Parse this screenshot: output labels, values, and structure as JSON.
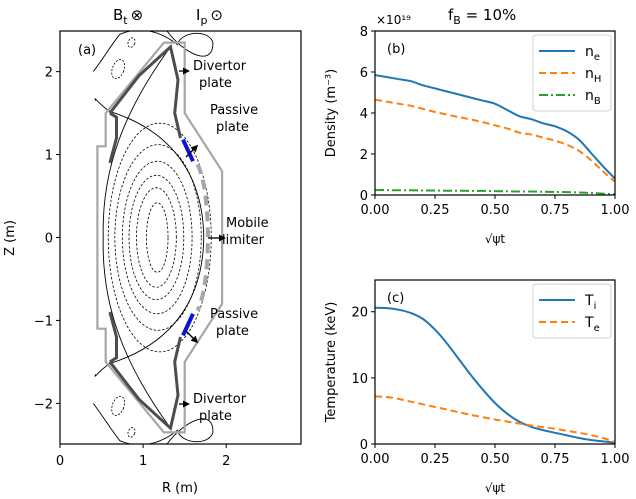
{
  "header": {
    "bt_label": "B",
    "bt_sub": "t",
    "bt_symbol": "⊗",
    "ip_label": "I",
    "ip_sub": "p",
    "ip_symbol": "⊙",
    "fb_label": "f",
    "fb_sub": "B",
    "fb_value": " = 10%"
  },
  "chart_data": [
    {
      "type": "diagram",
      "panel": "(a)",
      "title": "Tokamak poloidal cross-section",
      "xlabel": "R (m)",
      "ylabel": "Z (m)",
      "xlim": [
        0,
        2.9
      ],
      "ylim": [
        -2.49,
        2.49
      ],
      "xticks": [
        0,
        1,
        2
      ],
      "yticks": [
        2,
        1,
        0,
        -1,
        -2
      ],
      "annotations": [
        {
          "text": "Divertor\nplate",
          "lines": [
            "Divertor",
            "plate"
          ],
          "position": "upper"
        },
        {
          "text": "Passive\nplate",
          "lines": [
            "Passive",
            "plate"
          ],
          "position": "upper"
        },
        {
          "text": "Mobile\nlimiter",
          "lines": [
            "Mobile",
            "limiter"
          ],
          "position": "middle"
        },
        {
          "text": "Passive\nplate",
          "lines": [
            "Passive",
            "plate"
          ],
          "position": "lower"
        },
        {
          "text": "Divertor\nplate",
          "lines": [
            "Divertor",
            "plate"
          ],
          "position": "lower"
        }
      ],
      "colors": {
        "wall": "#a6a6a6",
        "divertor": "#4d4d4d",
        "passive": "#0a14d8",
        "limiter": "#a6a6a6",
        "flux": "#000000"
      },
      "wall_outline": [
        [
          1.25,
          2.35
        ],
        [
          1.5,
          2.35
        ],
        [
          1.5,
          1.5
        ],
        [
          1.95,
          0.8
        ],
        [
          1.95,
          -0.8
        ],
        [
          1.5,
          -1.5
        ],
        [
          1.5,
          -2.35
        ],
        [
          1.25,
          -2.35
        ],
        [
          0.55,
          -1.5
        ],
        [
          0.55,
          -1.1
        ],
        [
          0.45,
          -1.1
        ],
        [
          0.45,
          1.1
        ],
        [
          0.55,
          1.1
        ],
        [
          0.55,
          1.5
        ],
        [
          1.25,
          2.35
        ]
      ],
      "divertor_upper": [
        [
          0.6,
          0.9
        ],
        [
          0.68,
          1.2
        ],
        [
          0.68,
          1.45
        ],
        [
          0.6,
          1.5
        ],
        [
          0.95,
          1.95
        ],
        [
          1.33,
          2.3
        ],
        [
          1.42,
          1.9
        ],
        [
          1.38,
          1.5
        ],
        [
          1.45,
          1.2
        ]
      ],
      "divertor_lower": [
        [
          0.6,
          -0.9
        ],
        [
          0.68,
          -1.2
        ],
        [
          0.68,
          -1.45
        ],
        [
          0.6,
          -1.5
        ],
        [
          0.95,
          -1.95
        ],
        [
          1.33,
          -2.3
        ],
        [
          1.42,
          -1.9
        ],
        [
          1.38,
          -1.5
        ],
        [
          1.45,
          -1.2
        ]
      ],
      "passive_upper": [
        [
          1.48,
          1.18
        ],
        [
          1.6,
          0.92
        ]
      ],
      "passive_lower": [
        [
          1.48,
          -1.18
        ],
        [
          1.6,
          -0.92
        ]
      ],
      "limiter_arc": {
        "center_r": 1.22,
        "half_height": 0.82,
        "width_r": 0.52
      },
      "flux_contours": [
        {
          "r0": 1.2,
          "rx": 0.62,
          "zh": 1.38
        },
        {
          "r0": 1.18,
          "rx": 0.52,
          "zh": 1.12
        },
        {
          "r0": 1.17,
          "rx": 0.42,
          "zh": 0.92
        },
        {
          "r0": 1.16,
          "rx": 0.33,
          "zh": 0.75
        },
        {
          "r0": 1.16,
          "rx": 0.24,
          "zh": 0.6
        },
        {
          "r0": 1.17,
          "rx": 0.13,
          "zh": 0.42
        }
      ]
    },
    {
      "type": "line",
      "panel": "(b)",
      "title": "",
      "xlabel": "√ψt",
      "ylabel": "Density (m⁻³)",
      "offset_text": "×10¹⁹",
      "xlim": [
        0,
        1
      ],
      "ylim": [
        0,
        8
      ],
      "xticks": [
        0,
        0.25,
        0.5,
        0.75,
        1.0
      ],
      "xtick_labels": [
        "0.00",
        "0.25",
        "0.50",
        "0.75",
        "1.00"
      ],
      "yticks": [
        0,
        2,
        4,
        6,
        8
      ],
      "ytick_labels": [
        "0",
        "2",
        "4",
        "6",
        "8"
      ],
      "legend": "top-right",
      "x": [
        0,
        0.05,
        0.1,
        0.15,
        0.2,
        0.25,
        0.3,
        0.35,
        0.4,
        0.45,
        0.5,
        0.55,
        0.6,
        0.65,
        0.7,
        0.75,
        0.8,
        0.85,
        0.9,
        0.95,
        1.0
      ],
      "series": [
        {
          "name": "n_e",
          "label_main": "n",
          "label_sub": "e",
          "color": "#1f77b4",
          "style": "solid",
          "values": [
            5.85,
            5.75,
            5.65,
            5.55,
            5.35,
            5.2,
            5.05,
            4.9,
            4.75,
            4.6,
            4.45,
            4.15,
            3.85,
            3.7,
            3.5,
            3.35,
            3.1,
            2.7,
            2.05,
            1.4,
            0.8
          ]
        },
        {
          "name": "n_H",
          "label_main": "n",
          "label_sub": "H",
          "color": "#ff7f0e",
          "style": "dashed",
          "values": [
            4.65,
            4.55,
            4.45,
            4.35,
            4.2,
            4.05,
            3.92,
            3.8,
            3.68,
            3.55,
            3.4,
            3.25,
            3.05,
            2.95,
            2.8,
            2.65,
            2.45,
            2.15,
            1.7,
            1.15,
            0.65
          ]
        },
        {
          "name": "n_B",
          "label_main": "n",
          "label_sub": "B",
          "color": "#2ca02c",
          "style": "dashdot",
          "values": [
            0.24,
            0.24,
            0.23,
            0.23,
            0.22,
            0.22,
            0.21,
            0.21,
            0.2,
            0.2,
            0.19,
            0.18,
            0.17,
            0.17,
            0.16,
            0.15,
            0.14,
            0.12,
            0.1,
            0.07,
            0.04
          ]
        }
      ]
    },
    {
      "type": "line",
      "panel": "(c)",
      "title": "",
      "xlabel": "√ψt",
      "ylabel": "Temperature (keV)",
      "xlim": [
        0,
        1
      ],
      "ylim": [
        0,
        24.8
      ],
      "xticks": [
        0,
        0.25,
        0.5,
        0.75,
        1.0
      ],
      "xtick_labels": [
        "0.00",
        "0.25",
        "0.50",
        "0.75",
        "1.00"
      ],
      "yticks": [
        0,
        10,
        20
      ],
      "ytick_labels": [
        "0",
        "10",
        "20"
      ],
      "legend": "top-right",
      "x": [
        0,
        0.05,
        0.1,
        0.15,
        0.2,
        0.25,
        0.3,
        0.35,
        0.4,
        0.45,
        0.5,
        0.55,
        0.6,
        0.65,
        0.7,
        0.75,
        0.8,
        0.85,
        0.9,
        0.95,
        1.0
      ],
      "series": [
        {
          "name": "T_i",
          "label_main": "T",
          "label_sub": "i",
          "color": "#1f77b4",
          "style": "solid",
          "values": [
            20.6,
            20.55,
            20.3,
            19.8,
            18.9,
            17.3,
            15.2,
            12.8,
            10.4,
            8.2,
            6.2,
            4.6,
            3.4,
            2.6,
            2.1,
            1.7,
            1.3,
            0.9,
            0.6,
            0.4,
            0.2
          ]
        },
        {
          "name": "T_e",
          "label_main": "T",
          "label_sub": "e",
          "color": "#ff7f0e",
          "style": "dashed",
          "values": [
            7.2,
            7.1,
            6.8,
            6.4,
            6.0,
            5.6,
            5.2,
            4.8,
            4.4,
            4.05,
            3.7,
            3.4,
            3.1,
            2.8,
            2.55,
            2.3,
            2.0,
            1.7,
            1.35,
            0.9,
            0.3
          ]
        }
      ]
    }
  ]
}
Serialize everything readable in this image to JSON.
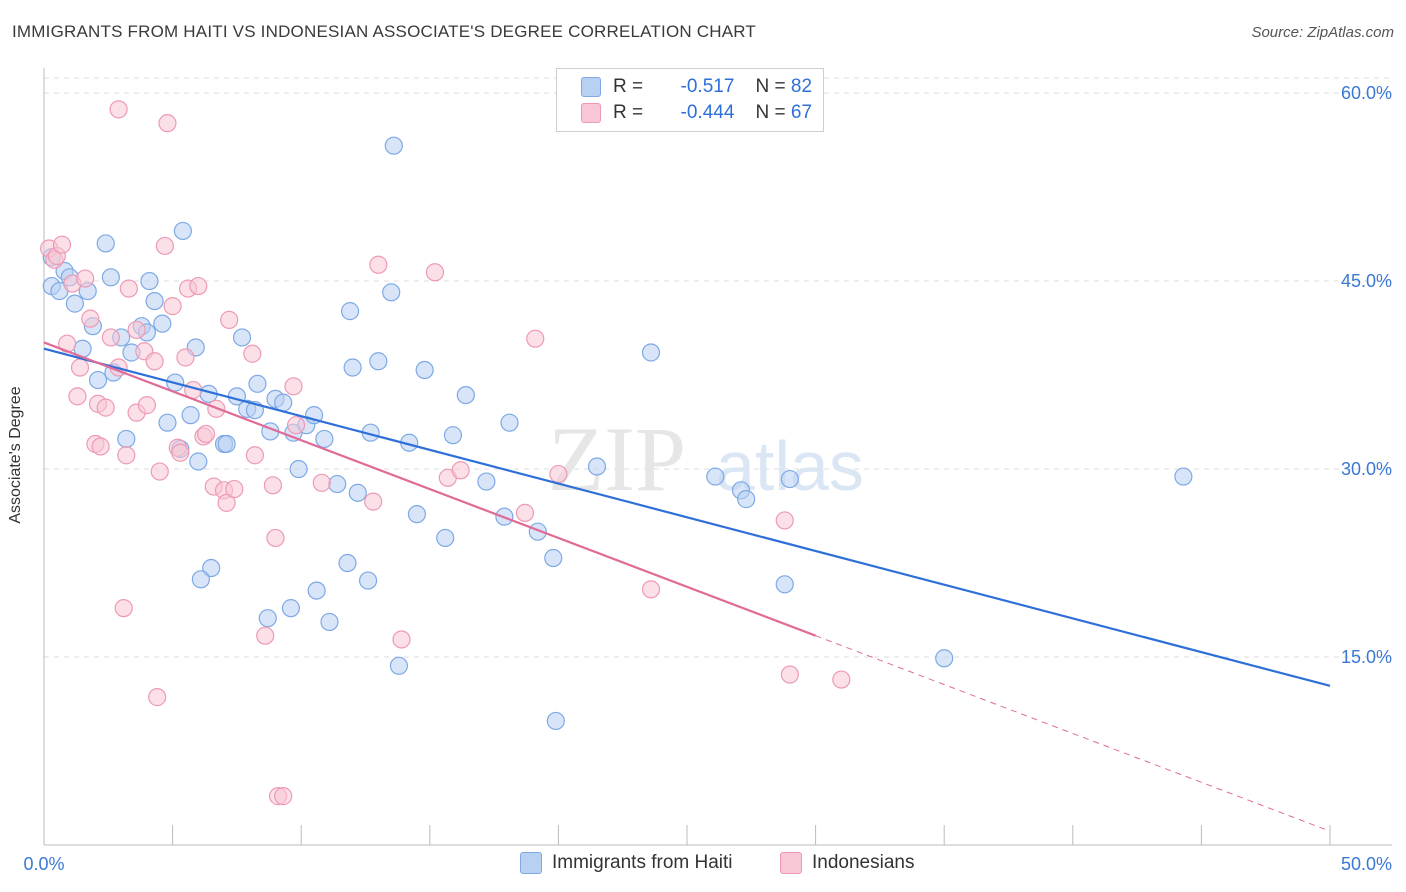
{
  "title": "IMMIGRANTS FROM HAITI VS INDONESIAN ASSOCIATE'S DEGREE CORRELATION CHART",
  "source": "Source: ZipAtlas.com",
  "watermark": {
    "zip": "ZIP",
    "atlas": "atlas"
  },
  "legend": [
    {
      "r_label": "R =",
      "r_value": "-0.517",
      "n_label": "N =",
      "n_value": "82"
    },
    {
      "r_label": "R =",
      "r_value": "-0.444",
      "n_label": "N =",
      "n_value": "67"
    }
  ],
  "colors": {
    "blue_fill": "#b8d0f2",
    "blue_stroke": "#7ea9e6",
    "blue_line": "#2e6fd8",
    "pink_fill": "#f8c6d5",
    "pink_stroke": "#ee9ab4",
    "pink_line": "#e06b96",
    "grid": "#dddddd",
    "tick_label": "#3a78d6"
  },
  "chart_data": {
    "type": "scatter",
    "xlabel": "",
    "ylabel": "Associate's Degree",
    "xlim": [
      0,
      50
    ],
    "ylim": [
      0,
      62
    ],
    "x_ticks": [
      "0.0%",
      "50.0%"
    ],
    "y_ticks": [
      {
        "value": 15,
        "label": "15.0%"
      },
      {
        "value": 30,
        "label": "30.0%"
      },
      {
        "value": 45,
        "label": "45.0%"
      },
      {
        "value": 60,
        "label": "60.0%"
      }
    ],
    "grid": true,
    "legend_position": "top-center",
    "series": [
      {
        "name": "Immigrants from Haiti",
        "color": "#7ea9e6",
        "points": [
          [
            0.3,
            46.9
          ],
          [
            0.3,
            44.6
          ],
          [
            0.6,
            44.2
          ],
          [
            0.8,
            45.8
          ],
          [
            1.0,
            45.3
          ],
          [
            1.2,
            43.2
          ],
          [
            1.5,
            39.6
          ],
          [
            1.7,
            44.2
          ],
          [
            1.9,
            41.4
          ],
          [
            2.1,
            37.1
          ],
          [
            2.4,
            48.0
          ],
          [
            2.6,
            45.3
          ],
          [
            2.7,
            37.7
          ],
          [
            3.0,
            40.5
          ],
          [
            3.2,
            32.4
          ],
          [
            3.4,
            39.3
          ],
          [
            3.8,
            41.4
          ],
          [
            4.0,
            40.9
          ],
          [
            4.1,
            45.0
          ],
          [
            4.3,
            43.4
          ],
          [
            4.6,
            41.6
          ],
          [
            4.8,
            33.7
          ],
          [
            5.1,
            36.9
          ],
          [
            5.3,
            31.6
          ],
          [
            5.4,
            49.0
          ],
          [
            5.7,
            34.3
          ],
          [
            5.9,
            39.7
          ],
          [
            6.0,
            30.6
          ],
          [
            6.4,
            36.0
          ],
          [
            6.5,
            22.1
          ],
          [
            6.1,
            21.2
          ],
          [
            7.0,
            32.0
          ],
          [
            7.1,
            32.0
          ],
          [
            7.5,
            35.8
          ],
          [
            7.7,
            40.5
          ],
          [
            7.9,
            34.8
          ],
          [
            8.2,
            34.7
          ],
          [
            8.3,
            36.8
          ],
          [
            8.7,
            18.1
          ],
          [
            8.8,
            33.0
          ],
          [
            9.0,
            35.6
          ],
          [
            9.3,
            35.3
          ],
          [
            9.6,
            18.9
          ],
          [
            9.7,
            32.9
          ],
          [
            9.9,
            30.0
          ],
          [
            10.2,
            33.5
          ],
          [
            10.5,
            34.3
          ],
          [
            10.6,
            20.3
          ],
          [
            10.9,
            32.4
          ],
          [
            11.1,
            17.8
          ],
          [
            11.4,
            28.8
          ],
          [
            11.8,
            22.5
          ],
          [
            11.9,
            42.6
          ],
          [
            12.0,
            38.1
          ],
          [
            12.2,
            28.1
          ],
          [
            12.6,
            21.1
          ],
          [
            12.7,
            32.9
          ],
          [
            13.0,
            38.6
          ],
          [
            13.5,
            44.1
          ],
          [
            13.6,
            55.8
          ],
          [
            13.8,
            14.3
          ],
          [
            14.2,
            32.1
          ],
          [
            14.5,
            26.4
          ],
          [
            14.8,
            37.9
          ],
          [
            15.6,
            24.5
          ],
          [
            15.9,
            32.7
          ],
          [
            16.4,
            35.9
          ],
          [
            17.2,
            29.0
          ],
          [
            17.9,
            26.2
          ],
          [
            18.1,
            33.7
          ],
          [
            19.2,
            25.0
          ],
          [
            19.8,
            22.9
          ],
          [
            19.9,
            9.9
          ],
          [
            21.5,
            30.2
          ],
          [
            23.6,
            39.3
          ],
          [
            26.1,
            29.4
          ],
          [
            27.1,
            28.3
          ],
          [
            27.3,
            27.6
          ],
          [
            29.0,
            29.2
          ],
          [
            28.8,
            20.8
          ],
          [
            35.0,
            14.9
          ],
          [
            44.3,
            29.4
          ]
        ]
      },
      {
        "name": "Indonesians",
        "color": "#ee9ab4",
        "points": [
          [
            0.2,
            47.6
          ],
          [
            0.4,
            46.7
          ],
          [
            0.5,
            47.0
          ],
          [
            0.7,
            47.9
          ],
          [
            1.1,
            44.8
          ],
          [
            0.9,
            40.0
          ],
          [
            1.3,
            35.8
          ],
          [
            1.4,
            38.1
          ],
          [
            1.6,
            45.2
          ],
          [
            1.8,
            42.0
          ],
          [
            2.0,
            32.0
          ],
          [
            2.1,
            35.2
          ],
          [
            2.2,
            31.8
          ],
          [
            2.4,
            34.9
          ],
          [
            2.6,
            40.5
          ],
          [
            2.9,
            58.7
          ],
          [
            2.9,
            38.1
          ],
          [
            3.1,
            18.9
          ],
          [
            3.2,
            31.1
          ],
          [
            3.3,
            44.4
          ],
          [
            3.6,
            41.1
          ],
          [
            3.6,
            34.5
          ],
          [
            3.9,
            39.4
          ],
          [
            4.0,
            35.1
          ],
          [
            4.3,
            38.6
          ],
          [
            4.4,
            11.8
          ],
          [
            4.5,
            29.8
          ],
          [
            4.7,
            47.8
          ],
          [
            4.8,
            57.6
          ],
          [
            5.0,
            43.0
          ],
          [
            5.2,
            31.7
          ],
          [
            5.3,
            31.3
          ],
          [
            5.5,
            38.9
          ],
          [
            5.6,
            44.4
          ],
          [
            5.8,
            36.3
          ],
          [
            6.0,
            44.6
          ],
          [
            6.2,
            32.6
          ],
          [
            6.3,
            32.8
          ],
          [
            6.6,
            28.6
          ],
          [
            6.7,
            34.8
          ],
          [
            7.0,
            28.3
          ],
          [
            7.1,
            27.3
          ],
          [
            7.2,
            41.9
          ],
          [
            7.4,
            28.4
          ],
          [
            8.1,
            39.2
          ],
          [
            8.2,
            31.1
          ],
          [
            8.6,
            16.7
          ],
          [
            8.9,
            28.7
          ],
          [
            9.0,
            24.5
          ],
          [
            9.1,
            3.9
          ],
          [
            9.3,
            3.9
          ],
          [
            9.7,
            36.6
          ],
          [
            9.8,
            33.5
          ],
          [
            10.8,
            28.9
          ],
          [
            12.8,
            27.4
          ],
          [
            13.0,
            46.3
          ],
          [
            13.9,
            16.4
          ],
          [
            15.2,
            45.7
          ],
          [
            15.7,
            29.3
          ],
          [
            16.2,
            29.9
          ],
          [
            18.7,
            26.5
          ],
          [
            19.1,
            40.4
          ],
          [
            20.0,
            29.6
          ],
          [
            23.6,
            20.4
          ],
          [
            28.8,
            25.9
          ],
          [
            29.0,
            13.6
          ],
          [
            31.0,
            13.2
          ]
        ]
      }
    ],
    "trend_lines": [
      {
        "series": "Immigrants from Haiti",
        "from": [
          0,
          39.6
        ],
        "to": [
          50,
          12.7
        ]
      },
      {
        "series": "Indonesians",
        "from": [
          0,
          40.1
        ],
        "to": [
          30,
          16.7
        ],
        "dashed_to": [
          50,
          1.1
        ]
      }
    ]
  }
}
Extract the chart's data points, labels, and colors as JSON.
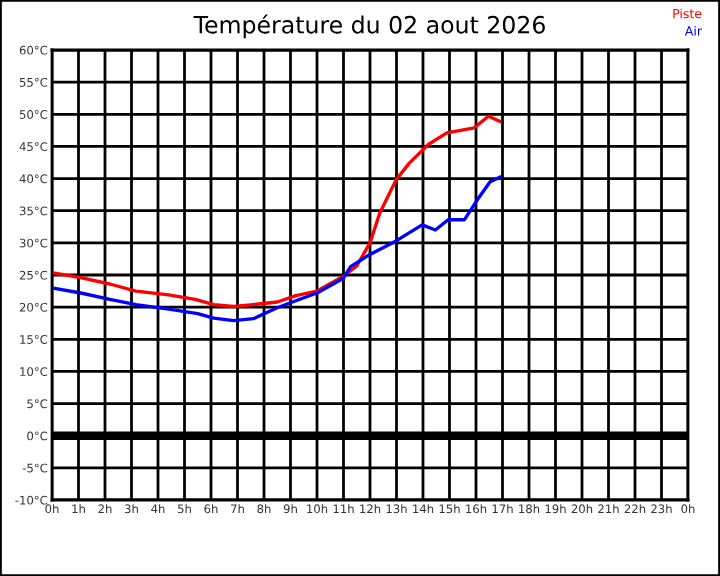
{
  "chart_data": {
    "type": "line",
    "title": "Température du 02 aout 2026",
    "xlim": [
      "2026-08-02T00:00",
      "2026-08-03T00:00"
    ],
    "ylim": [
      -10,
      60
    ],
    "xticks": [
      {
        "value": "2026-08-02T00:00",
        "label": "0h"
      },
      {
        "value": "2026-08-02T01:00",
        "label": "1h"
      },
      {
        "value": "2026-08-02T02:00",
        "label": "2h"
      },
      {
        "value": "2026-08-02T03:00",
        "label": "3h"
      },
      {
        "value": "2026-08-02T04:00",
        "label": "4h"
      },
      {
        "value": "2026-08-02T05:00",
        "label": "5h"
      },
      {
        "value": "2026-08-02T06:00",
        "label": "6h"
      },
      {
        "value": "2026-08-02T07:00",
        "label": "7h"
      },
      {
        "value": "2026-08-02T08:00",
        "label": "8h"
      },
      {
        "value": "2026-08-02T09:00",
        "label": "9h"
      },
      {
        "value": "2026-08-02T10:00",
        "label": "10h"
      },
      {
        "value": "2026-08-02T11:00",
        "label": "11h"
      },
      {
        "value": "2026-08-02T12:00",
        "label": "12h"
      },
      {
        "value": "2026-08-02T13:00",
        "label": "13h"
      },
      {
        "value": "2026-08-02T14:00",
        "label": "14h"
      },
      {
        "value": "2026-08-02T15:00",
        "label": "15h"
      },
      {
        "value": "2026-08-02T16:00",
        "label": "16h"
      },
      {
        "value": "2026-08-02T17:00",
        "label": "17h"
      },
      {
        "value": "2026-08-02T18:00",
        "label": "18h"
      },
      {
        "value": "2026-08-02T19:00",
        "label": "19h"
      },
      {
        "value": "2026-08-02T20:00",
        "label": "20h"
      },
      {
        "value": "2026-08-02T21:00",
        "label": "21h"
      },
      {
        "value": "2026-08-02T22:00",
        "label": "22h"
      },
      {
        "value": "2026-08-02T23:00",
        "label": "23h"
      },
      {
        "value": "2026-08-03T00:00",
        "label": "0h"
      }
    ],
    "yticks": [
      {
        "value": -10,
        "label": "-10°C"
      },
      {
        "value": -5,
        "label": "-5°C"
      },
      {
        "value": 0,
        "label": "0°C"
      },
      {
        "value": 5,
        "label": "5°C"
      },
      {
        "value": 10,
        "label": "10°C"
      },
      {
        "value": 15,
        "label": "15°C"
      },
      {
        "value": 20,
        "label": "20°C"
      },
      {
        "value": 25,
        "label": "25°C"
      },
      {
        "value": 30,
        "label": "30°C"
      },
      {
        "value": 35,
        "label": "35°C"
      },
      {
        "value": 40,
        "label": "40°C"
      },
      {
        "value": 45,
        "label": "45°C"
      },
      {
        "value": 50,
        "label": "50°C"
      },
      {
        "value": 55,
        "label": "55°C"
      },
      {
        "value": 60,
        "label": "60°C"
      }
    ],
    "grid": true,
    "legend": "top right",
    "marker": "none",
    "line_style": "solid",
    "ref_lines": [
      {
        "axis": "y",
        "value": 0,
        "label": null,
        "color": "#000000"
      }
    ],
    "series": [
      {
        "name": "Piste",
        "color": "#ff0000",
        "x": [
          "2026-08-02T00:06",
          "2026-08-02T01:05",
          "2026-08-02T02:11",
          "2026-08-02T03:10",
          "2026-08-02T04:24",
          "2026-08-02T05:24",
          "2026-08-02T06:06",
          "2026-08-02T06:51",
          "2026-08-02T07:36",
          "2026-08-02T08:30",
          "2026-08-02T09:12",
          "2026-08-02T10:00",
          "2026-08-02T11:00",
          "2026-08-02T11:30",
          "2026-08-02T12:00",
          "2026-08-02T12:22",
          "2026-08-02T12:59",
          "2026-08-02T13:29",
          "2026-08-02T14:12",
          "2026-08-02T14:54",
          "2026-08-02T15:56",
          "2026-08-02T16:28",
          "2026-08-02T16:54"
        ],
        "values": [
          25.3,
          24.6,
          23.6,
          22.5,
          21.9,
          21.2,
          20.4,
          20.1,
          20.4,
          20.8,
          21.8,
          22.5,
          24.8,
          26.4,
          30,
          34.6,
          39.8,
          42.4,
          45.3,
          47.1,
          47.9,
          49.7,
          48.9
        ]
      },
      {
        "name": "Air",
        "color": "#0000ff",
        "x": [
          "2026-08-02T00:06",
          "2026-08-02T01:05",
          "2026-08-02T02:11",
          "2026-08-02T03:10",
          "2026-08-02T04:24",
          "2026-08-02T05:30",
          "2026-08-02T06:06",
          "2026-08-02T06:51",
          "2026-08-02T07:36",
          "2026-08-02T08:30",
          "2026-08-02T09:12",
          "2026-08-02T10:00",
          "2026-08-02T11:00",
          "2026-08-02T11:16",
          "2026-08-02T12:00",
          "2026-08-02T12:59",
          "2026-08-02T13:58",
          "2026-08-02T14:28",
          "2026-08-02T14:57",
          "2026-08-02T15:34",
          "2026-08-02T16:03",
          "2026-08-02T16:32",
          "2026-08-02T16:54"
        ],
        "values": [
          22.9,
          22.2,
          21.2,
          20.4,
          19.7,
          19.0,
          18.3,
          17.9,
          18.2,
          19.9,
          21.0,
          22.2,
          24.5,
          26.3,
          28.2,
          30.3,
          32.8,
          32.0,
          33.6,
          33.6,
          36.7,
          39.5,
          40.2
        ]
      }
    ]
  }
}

◆ ◆ ◆ ◆ ◆ ◆ ◆

__Exercise objective__
Identify the lines above with the word "this". Copy them.

__Exercise solution__
Parse this screenshot: output labels, values, and structure as JSON.
Serialize everything readable in this image to JSON.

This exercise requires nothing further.